─── TASK DATA ───

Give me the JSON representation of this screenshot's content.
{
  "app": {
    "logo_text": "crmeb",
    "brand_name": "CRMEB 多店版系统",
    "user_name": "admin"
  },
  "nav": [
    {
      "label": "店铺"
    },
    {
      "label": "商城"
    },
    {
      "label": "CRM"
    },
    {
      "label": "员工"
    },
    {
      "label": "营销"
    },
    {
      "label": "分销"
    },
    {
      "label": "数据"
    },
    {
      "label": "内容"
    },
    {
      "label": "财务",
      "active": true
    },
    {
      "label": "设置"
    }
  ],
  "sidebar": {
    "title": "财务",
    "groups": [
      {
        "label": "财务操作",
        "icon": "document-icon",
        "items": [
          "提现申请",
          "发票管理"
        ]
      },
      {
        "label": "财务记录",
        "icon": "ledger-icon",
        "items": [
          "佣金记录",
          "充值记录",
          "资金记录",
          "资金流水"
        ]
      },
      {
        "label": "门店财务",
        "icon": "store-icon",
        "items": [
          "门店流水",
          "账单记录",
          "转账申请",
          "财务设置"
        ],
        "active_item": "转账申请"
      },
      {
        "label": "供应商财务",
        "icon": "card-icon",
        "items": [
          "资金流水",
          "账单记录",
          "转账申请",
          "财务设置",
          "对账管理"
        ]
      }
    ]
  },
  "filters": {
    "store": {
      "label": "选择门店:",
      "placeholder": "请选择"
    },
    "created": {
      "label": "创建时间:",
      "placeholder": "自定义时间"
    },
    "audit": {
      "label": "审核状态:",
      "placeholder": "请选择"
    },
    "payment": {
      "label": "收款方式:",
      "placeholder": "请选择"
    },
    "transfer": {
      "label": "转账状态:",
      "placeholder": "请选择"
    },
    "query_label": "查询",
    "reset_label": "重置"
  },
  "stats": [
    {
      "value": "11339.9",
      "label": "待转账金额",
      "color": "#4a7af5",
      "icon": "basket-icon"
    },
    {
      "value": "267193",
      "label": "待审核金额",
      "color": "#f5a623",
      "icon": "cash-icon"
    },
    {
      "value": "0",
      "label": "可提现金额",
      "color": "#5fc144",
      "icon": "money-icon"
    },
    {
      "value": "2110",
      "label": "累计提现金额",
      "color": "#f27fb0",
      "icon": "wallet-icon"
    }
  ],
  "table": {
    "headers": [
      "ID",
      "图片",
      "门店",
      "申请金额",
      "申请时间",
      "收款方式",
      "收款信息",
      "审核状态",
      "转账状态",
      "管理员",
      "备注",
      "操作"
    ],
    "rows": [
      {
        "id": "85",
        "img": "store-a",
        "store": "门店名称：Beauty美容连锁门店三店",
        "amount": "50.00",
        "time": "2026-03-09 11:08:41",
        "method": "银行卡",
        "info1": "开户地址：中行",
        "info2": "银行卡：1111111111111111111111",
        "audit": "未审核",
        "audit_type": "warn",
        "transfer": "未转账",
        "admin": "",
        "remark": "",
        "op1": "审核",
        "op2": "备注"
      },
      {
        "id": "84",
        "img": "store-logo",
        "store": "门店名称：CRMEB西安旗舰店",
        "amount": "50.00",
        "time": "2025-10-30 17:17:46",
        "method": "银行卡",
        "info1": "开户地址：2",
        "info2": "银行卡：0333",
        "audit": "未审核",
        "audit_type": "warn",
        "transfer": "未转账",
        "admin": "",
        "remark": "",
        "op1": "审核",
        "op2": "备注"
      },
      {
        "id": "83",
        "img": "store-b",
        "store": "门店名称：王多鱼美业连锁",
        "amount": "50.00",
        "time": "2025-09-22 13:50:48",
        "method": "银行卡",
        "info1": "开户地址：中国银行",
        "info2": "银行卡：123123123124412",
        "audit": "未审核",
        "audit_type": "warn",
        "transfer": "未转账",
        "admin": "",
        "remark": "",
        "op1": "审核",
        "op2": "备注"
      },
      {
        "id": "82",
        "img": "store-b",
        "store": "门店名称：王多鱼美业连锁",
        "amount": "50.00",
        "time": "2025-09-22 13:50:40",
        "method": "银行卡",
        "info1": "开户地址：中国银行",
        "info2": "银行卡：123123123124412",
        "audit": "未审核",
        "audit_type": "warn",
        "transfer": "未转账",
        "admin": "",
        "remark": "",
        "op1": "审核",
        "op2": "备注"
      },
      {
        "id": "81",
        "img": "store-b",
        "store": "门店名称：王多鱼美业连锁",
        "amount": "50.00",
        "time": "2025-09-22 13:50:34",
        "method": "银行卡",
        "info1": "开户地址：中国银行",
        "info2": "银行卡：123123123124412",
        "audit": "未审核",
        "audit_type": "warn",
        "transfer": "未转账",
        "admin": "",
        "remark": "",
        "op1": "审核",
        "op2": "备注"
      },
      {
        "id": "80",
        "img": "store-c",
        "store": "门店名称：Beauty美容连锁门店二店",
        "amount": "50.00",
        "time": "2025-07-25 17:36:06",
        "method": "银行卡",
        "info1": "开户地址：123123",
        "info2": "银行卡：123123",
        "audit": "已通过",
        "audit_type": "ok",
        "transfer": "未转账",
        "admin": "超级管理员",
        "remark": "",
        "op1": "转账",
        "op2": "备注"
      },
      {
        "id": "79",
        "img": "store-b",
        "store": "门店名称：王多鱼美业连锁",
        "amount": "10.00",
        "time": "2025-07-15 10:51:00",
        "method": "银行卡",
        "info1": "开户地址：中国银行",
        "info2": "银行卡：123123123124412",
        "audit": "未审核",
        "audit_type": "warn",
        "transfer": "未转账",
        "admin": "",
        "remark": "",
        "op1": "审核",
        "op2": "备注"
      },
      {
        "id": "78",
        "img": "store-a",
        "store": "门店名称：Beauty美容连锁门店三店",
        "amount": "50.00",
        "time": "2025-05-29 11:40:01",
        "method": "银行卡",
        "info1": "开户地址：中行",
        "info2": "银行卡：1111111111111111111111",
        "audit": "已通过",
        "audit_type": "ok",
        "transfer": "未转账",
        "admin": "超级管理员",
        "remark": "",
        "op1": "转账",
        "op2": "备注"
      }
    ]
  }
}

───

GIVEN INSTRUCTION: Repeat the records above exactly.

RESULT BELOW:
Give me the JSON representation of this screenshot's content.
{
  "app": {
    "logo_text": "crmeb",
    "brand_name": "CRMEB 多店版系统",
    "user_name": "admin"
  },
  "nav": [
    {
      "label": "店铺"
    },
    {
      "label": "商城"
    },
    {
      "label": "CRM"
    },
    {
      "label": "员工"
    },
    {
      "label": "营销"
    },
    {
      "label": "分销"
    },
    {
      "label": "数据"
    },
    {
      "label": "内容"
    },
    {
      "label": "财务",
      "active": true
    },
    {
      "label": "设置"
    }
  ],
  "sidebar": {
    "title": "财务",
    "groups": [
      {
        "label": "财务操作",
        "icon": "document-icon",
        "items": [
          "提现申请",
          "发票管理"
        ]
      },
      {
        "label": "财务记录",
        "icon": "ledger-icon",
        "items": [
          "佣金记录",
          "充值记录",
          "资金记录",
          "资金流水"
        ]
      },
      {
        "label": "门店财务",
        "icon": "store-icon",
        "items": [
          "门店流水",
          "账单记录",
          "转账申请",
          "财务设置"
        ],
        "active_item": "转账申请"
      },
      {
        "label": "供应商财务",
        "icon": "card-icon",
        "items": [
          "资金流水",
          "账单记录",
          "转账申请",
          "财务设置",
          "对账管理"
        ]
      }
    ]
  },
  "filters": {
    "store": {
      "label": "选择门店:",
      "placeholder": "请选择"
    },
    "created": {
      "label": "创建时间:",
      "placeholder": "自定义时间"
    },
    "audit": {
      "label": "审核状态:",
      "placeholder": "请选择"
    },
    "payment": {
      "label": "收款方式:",
      "placeholder": "请选择"
    },
    "transfer": {
      "label": "转账状态:",
      "placeholder": "请选择"
    },
    "query_label": "查询",
    "reset_label": "重置"
  },
  "stats": [
    {
      "value": "11339.9",
      "label": "待转账金额",
      "color": "#4a7af5",
      "icon": "basket-icon"
    },
    {
      "value": "267193",
      "label": "待审核金额",
      "color": "#f5a623",
      "icon": "cash-icon"
    },
    {
      "value": "0",
      "label": "可提现金额",
      "color": "#5fc144",
      "icon": "money-icon"
    },
    {
      "value": "2110",
      "label": "累计提现金额",
      "color": "#f27fb0",
      "icon": "wallet-icon"
    }
  ],
  "table": {
    "headers": [
      "ID",
      "图片",
      "门店",
      "申请金额",
      "申请时间",
      "收款方式",
      "收款信息",
      "审核状态",
      "转账状态",
      "管理员",
      "备注",
      "操作"
    ],
    "rows": [
      {
        "id": "85",
        "img": "store-a",
        "store": "门店名称：Beauty美容连锁门店三店",
        "amount": "50.00",
        "time": "2026-03-09 11:08:41",
        "method": "银行卡",
        "info1": "开户地址：中行",
        "info2": "银行卡：1111111111111111111111",
        "audit": "未审核",
        "audit_type": "warn",
        "transfer": "未转账",
        "admin": "",
        "remark": "",
        "op1": "审核",
        "op2": "备注"
      },
      {
        "id": "84",
        "img": "store-logo",
        "store": "门店名称：CRMEB西安旗舰店",
        "amount": "50.00",
        "time": "2025-10-30 17:17:46",
        "method": "银行卡",
        "info1": "开户地址：2",
        "info2": "银行卡：0333",
        "audit": "未审核",
        "audit_type": "warn",
        "transfer": "未转账",
        "admin": "",
        "remark": "",
        "op1": "审核",
        "op2": "备注"
      },
      {
        "id": "83",
        "img": "store-b",
        "store": "门店名称：王多鱼美业连锁",
        "amount": "50.00",
        "time": "2025-09-22 13:50:48",
        "method": "银行卡",
        "info1": "开户地址：中国银行",
        "info2": "银行卡：123123123124412",
        "audit": "未审核",
        "audit_type": "warn",
        "transfer": "未转账",
        "admin": "",
        "remark": "",
        "op1": "审核",
        "op2": "备注"
      },
      {
        "id": "82",
        "img": "store-b",
        "store": "门店名称：王多鱼美业连锁",
        "amount": "50.00",
        "time": "2025-09-22 13:50:40",
        "method": "银行卡",
        "info1": "开户地址：中国银行",
        "info2": "银行卡：123123123124412",
        "audit": "未审核",
        "audit_type": "warn",
        "transfer": "未转账",
        "admin": "",
        "remark": "",
        "op1": "审核",
        "op2": "备注"
      },
      {
        "id": "81",
        "img": "store-b",
        "store": "门店名称：王多鱼美业连锁",
        "amount": "50.00",
        "time": "2025-09-22 13:50:34",
        "method": "银行卡",
        "info1": "开户地址：中国银行",
        "info2": "银行卡：123123123124412",
        "audit": "未审核",
        "audit_type": "warn",
        "transfer": "未转账",
        "admin": "",
        "remark": "",
        "op1": "审核",
        "op2": "备注"
      },
      {
        "id": "80",
        "img": "store-c",
        "store": "门店名称：Beauty美容连锁门店二店",
        "amount": "50.00",
        "time": "2025-07-25 17:36:06",
        "method": "银行卡",
        "info1": "开户地址：123123",
        "info2": "银行卡：123123",
        "audit": "已通过",
        "audit_type": "ok",
        "transfer": "未转账",
        "admin": "超级管理员",
        "remark": "",
        "op1": "转账",
        "op2": "备注"
      },
      {
        "id": "79",
        "img": "store-b",
        "store": "门店名称：王多鱼美业连锁",
        "amount": "10.00",
        "time": "2025-07-15 10:51:00",
        "method": "银行卡",
        "info1": "开户地址：中国银行",
        "info2": "银行卡：123123123124412",
        "audit": "未审核",
        "audit_type": "warn",
        "transfer": "未转账",
        "admin": "",
        "remark": "",
        "op1": "审核",
        "op2": "备注"
      },
      {
        "id": "78",
        "img": "store-a",
        "store": "门店名称：Beauty美容连锁门店三店",
        "amount": "50.00",
        "time": "2025-05-29 11:40:01",
        "method": "银行卡",
        "info1": "开户地址：中行",
        "info2": "银行卡：1111111111111111111111",
        "audit": "已通过",
        "audit_type": "ok",
        "transfer": "未转账",
        "admin": "超级管理员",
        "remark": "",
        "op1": "转账",
        "op2": "备注"
      }
    ]
  }
}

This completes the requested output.